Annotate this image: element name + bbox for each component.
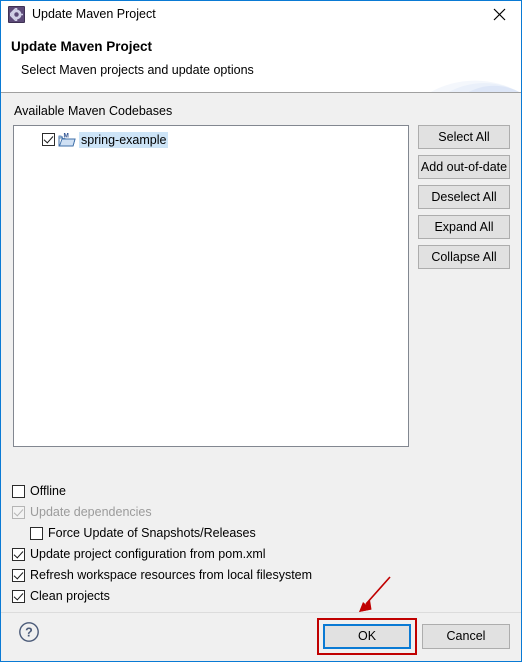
offline-checkbox-row[interactable]: Offline [12,483,66,499]
offline-checkbox[interactable] [12,484,25,498]
update-maven-project-dialog: Update Maven Project Update Maven Projec… [0,0,522,662]
header-title: Update Maven Project [11,39,153,54]
cancel-button[interactable]: Cancel [422,624,510,649]
maven-codebases-tree[interactable]: M spring-example [13,125,409,447]
update-dependencies-label: Update dependencies [30,505,152,519]
select-all-button[interactable]: Select All [418,125,510,149]
update-project-configuration-label: Update project configuration from pom.xm… [30,547,266,561]
refresh-workspace-checkbox[interactable] [12,568,25,582]
offline-label: Offline [30,484,66,498]
clean-projects-label: Clean projects [30,589,110,603]
force-update-checkbox[interactable] [30,526,43,540]
window-title: Update Maven Project [32,7,156,21]
update-project-configuration-checkbox-row[interactable]: Update project configuration from pom.xm… [12,546,266,562]
footer-separator [1,612,521,613]
refresh-workspace-checkbox-row[interactable]: Refresh workspace resources from local f… [12,567,312,583]
close-icon[interactable] [477,1,521,27]
header-decoration-arcs [429,80,521,93]
tree-item-checkbox[interactable] [42,133,55,146]
update-dependencies-checkbox [12,505,25,519]
header-subtitle: Select Maven projects and update options [21,63,254,77]
maven-gear-icon [8,6,25,23]
collapse-all-button[interactable]: Collapse All [418,245,510,269]
maven-project-folder-icon: M [58,131,76,148]
clean-projects-checkbox-row[interactable]: Clean projects [12,588,110,604]
expand-all-button[interactable]: Expand All [418,215,510,239]
svg-text:?: ? [25,626,33,640]
deselect-all-button[interactable]: Deselect All [418,185,510,209]
add-out-of-date-button[interactable]: Add out-of-date [418,155,510,179]
update-dependencies-checkbox-row: Update dependencies [12,504,152,520]
tree-label: Available Maven Codebases [14,104,173,118]
dialog-header: Update Maven Project Select Maven projec… [1,28,521,93]
dialog-body: Available Maven Codebases M spring-examp… [1,93,521,661]
svg-text:M: M [64,132,69,139]
update-project-configuration-checkbox[interactable] [12,547,25,561]
help-question-icon[interactable]: ? [18,621,40,643]
ok-button[interactable]: OK [323,624,411,649]
force-update-label: Force Update of Snapshots/Releases [48,526,256,540]
force-update-checkbox-row[interactable]: Force Update of Snapshots/Releases [30,525,256,541]
tree-item-spring-example[interactable]: M spring-example [14,130,169,149]
clean-projects-checkbox[interactable] [12,589,25,603]
refresh-workspace-label: Refresh workspace resources from local f… [30,568,313,582]
tree-item-label: spring-example [79,131,169,148]
title-bar: Update Maven Project [1,1,521,29]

Work to be completed –
Which lines in the items above contain the string "tree"? Pull each one out in full.

Exercise result –
maven-codebases-tree[interactable]: M spring-example [13,125,409,447]
tree-item-checkbox[interactable] [42,133,55,146]
tree-label: Available Maven Codebases [14,104,173,118]
tree-item-spring-example[interactable]: M spring-example [14,130,169,149]
tree-item-label: spring-example [79,131,169,148]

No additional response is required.